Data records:
════════
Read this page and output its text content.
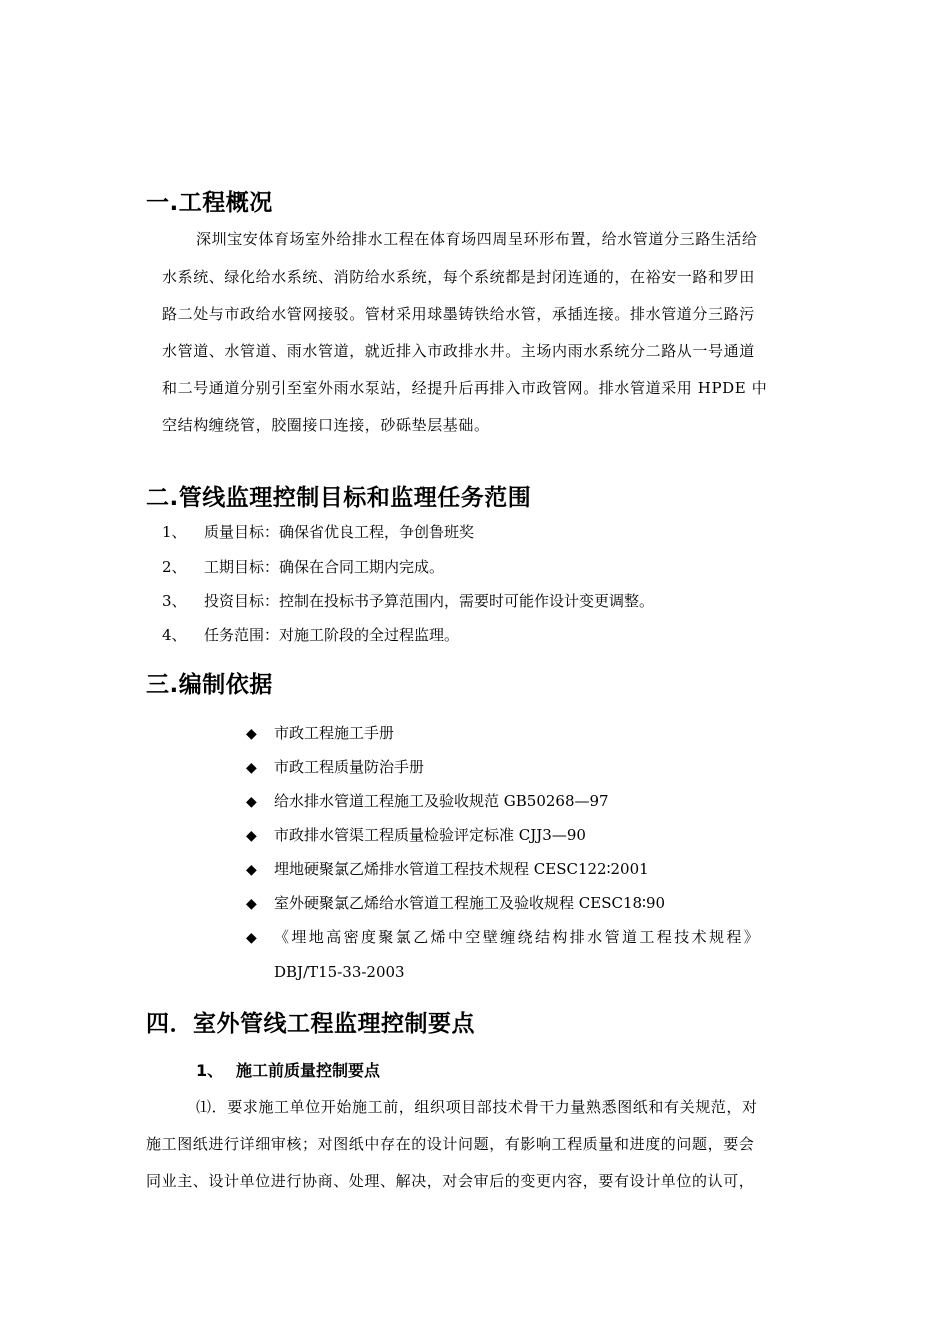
一.工程概况
深圳宝安体育场室外给排水工程在体育场四周呈环形布置，给水管道分三路生活给
水系统、绿化给水系统、消防给水系统，每个系统都是封闭连通的，在裕安一路和罗田
路二处与市政给水管网接驳。管材采用球墨铸铁给水管，承插连接。排水管道分三路污
水管道、水管道、雨水管道，就近排入市政排水井。主场内雨水系统分二路从一号通道
和二号通道分别引至室外雨水泵站，经提升后再排入市政管网。排水管道采用 HPDE 中
空结构缠绕管，胶圈接口连接，砂砾垫层基础。
二.管线监理控制目标和监理任务范围
1、 质量目标：确保省优良工程，争创鲁班奖
2、 工期目标：确保在合同工期内完成。
3、 投资目标：控制在投标书予算范围内，需要时可能作设计变更调整。
4、 任务范围：对施工阶段的全过程监理。
三.编制依据
◆ 市政工程施工手册
◆ 市政工程质量防治手册
◆ 给水排水管道工程施工及验收规范 GB50268—97
◆ 市政排水管渠工程质量检验评定标准 CJJ3—90
◆ 埋地硬聚氯乙烯排水管道工程技术规程 CESC122∶2001
◆ 室外硬聚氯乙烯给水管道工程施工及验收规程 CESC18∶90
◆ 《埋地高密度聚氯乙烯中空壁缠绕结构排水管道工程技术规程》
DBJ/T15-33-2003
四．室外管线工程监理控制要点
1、 施工前质量控制要点
⑴．要求施工单位开始施工前，组织项目部技术骨干力量熟悉图纸和有关规范，对
施工图纸进行详细审核；对图纸中存在的设计问题，有影响工程质量和进度的问题，要会
同业主、设计单位进行协商、处理、解决，对会审后的变更内容，要有设计单位的认可，
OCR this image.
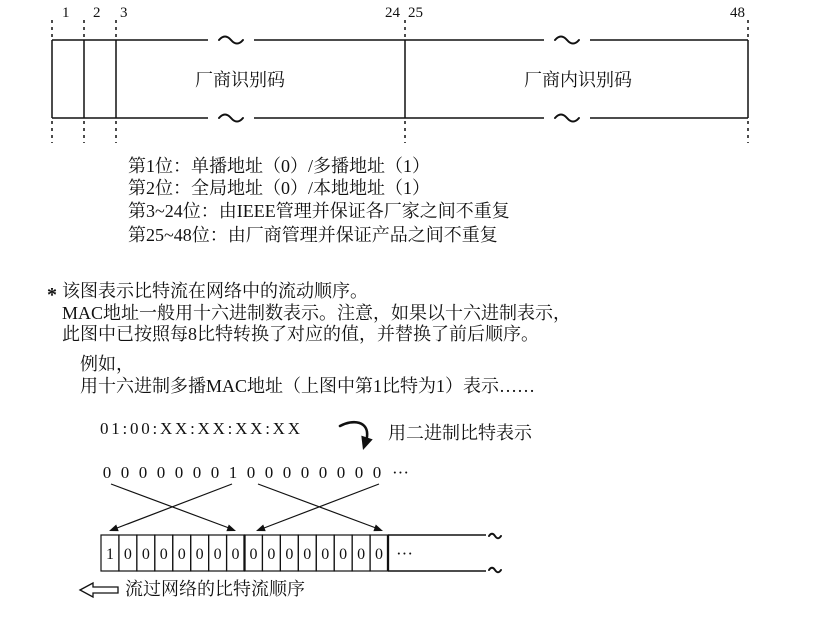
1 2 3	24 25	48
厂商识别码	厂商内识别码
第1位：单播地址（0）/多播地址（1）
第2位：全局地址（0）/本地地址（1）
第3~24位：由IEEE管理并保证各厂家之间不重复
第25~48位：由厂商管理并保证产品之间不重复
* 该图表示比特流在网络中的流动顺序。
MAC地址一般用十六进制数表示。注意，如果以十六进制表示，
此图中已按照每8比特转换了对应的值，并替换了前后顺序。
例如，
用十六进制多播MAC地址（上图中第1比特为1）表示……
01:00:XX:XX:XX:XX	用二进制比特表示
0 0 0 0 0 0 0 1 0 0 0 0 0 0 0 0 ···
1 0 0 0 0 0 0 0 0 0 0 0 0 0 0 0 ···
流过网络的比特流顺序
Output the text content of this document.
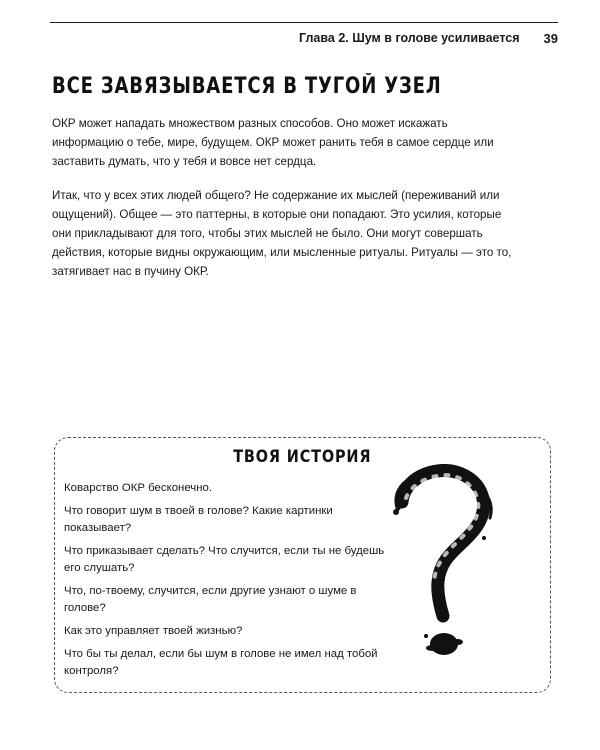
Глава 2. Шум в голове усиливается 39
ВСЕ ЗАВЯЗЫВАЕТСЯ В ТУГОЙ УЗЕЛ

ОКР может нападать множеством разных способов. Оно может искажать информацию о тебе, мире, будущем. ОКР может ранить тебя в самое сердце или заставить думать, что у тебя и вовсе нет сердца.

Итак, что у всех этих людей общего? Не содержание их мыслей (переживаний или ощущений). Общее — это паттерны, в которые они попадают. Это усилия, которые они прикладывают для того, чтобы этих мыслей не было. Они могут совершать действия, которые видны окружающим, или мысленные ритуалы. Ритуалы — это то, затягивает нас в пучину ОКР.

ТВОЯ ИСТОРИЯ
Коварство ОКР бесконечно.
Что говорит шум в твоей в голове? Какие картинки показывает?
Что приказывает сделать? Что случится, если ты не будешь его слушать?
Что, по-твоему, случится, если другие узнают о шуме в голове?
Как это управляет твоей жизнью?
Что бы ты делал, если бы шум в голове не имел над тобой контроля?
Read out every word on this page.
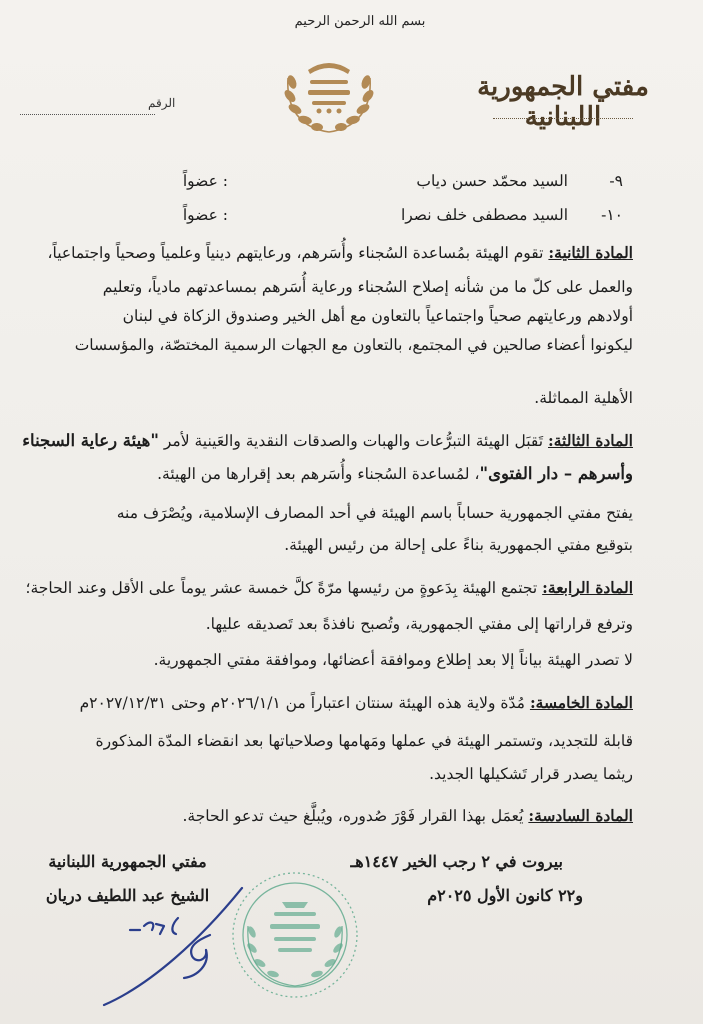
بسم الله الرحمن الرحيم
مفتي الجمهورية اللبنانية
الرقم
٩-
السيد محمّد حسن دياب
: عضواً
١٠-
السيد مصطفى خلف نصرا
: عضواً
المادة الثانية: تقوم الهيئة بمُساعدة السُجناء وأُسَرهم، ورعايتهم دينياً وعلمياً وصحياً واجتماعياً،
والعمل على كلّ ما من شأنه إصلاح السُجناء ورعاية أُسَرهم بمساعدتهم مادياً، وتعليم
أولادهم ورعايتهم صحياً واجتماعياً بالتعاون مع أهل الخير وصندوق الزكاة في لبنان
ليكونوا أعضاء صالحين في المجتمع، بالتعاون مع الجهات الرسمية المختصّة، والمؤسسات
الأهلية المماثلة.
المادة الثالثة: تَقبَل الهيئة التبرُّعات والهبات والصدقات النقدية والعَينية لأمر "هيئة رعاية السجناء
وأسرهم – دار الفتوى"، لمُساعدة السُجناء وأُسَرهم بعد إقرارها من الهيئة.
يفتح مفتي الجمهورية حساباً باسم الهيئة في أحد المصارف الإسلامية، ويُصْرَف منه
بتوقيع مفتي الجمهورية بناءً على إحالة من رئيس الهيئة.
المادة الرابعة: تجتمع الهيئة بِدَعوةٍ من رئيسها مرّةً كلَّ خمسة عشر يوماً على الأقل وعند الحاجة؛
وترفع قراراتها إلى مفتي الجمهورية، وتُصبح نافذةً بعد تَصديقه عليها.
لا تصدر الهيئة بياناً إلا بعد إطلاع وموافقة أعضائها، وموافقة مفتي الجمهورية.
المادة الخامسة: مُدّة ولاية هذه الهيئة سنتان اعتباراً من ٢٠٢٦/١/١م وحتى ٢٠٢٧/١٢/٣١م
قابلة للتجديد، وتستمر الهيئة في عملها ومَهامها وصلاحياتها بعد انقضاء المدّة المذكورة
ريثما يصدر قرار تَشكيلها الجديد.
المادة السادسة: يُعمَل بهذا القرار فَوْرَ صُدوره، ويُبلَّغ حيث تدعو الحاجة.
بيروت في ٢ رجب الخير ١٤٤٧هـ
و٢٢ كانون الأول ٢٠٢٥م
مفتي الجمهورية اللبنانية
الشيخ عبد اللطيف دريان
════════
SHORT EXERCISE :: Pull every line containing "الحاجة" from the data.

ANSWER TO THE TASK ::
المادة الرابعة: تجتمع الهيئة بِدَعوةٍ من رئيسها مرّةً كلَّ خمسة عشر يوماً على الأقل وعند الحاجة؛
المادة السادسة: يُعمَل بهذا القرار فَوْرَ صُدوره، ويُبلَّغ حيث تدعو الحاجة.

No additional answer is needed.